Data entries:

⁂

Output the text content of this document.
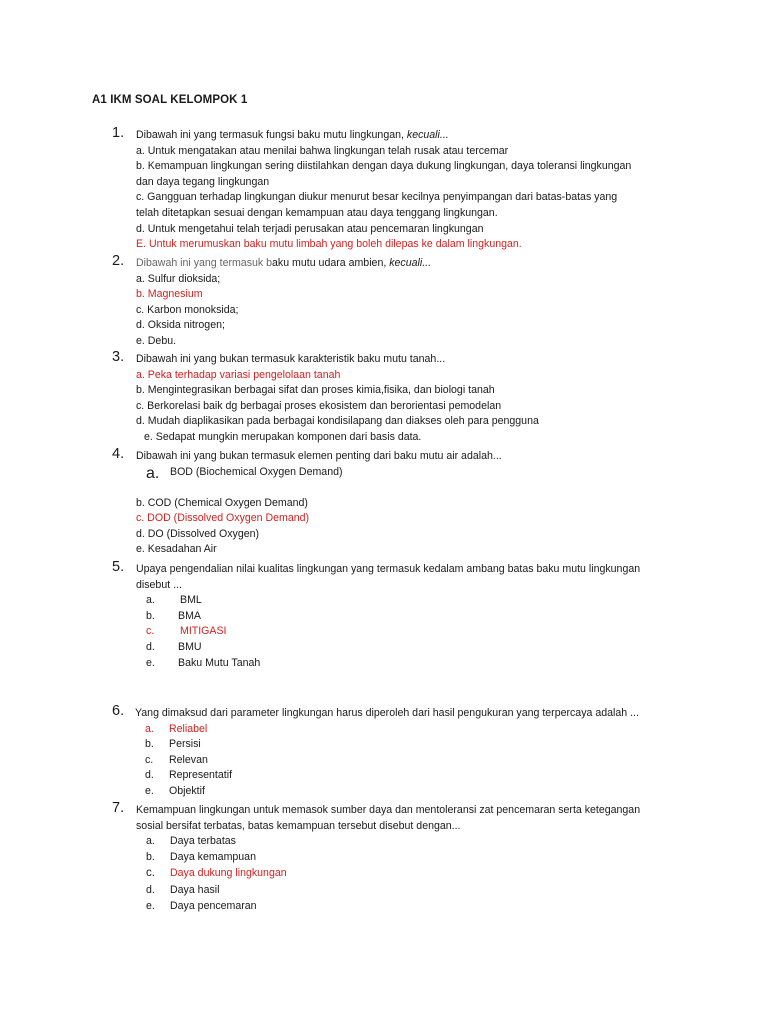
A1 IKM SOAL KELOMPOK 1
1. Dibawah ini yang termasuk fungsi baku mutu lingkungan, kecuali...

a. Untuk mengatakan atau menilai bahwa lingkungan telah rusak atau tercemar

b. Kemampuan lingkungan sering diistilahkan dengan daya dukung lingkungan, daya toleransi lingkungan

dan daya tegang lingkungan

c. Gangguan terhadap lingkungan diukur menurut besar kecilnya penyimpangan dari batas-batas yang

telah ditetapkan sesuai dengan kemampuan atau daya tenggang lingkungan.

d. Untuk mengetahui telah terjadi perusakan atau pencemaran lingkungan

E. Untuk merumuskan baku mutu limbah yang boleh dilepas ke dalam lingkungan.

2. Dibawah ini yang termasuk baku mutu udara ambien, kecuali...

a. Sulfur dioksida;

b. Magnesium

c. Karbon monoksida;

d. Oksida nitrogen;

e. Debu.

3. Dibawah ini yang bukan termasuk karakteristik baku mutu tanah...

a. Peka terhadap variasi pengelolaan tanah

b. Mengintegrasikan berbagai sifat dan proses kimia,fisika, dan biologi tanah

c. Berkorelasi baik dg berbagai proses ekosistem dan berorientasi pemodelan

d. Mudah diaplikasikan pada berbagai kondisilapang dan diakses oleh para pengguna

e. Sedapat mungkin merupakan komponen dari basis data.

4. Dibawah ini yang bukan termasuk elemen penting dari baku mutu air adalah...

a. BOD (Biochemical Oxygen Demand)

b. COD (Chemical Oxygen Demand)

c. DOD (Dissolved Oxygen Demand)

d. DO (Dissolved Oxygen)

e. Kesadahan Air

5. Upaya pengendalian nilai kualitas lingkungan yang termasuk kedalam ambang batas baku mutu lingkungan

disebut ...

a. BML
b. BMA
c. MITIGASI
d. BMU
e. Baku Mutu Tanah
6. Yang dimaksud dari parameter lingkungan harus diperoleh dari hasil pengukuran yang terpercaya adalah ...

a. Reliabel
b. Persisi
c. Relevan
d. Representatif
e. Objektif
7. Kemampuan lingkungan untuk memasok sumber daya dan mentoleransi zat pencemaran serta ketegangan

sosial bersifat terbatas, batas kemampuan tersebut disebut dengan...

a. Daya terbatas
b. Daya kemampuan
c. Daya dukung lingkungan
d. Daya hasil
e. Daya pencemaran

⁂

BRIEF:
Copy out each line of the data containing the string "dari".

ANSWER IN FULL:
c. Gangguan terhadap lingkungan diukur menurut besar kecilnya penyimpangan dari batas-batas yang
e. Sedapat mungkin merupakan komponen dari basis data.
4. Dibawah ini yang bukan termasuk elemen penting dari baku mutu air adalah...
6. Yang dimaksud dari parameter lingkungan harus diperoleh dari hasil pengukuran yang terpercaya adalah ...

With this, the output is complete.